## start INPUT DATA
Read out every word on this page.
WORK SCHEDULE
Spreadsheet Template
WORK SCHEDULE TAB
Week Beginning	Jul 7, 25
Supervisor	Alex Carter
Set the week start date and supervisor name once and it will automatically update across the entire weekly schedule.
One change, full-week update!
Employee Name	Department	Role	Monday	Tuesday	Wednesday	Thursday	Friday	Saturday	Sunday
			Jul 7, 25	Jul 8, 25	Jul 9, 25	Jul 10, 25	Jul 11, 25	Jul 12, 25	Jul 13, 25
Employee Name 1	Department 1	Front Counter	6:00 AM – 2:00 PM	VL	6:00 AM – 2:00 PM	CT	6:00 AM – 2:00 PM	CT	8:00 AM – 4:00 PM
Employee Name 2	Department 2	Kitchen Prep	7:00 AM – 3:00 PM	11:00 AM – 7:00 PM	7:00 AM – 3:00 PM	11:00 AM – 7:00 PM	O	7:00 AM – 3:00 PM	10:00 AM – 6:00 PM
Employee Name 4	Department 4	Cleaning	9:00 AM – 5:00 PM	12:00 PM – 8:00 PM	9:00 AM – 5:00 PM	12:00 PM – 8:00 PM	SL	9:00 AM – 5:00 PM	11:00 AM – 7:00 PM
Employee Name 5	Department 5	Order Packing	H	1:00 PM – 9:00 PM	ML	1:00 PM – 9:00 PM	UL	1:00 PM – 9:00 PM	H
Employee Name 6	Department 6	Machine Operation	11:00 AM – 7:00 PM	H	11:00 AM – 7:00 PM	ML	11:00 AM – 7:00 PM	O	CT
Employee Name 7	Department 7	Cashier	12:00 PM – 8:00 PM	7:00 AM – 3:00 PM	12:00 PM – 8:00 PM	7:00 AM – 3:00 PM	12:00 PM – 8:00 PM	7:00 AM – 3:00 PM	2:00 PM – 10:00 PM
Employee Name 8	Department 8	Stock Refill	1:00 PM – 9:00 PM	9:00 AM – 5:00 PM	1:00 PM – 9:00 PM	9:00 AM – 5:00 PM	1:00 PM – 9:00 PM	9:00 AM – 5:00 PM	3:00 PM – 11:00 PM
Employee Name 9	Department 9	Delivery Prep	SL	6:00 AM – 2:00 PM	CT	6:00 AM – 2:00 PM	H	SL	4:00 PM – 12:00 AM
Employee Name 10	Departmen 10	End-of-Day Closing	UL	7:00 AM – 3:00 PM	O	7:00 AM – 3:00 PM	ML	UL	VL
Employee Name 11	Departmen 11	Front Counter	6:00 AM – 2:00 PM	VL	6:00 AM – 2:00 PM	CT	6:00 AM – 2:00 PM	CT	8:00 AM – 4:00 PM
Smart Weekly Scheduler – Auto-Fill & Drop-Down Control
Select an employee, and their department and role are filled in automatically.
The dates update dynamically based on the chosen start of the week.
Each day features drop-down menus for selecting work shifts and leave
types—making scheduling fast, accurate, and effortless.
## end INPUT DATA
> **WORK TO BE COMPLETED**
Return each line in the records that holds the string "Counter".

> **REPLY TO THE EXERCISE**
Employee Name 1	Department 1	Front Counter	6:00 AM – 2:00 PM	VL	6:00 AM – 2:00 PM	CT	6:00 AM – 2:00 PM	CT	8:00 AM – 4:00 PM
Employee Name 11	Departmen 11	Front Counter	6:00 AM – 2:00 PM	VL	6:00 AM – 2:00 PM	CT	6:00 AM – 2:00 PM	CT	8:00 AM – 4:00 PM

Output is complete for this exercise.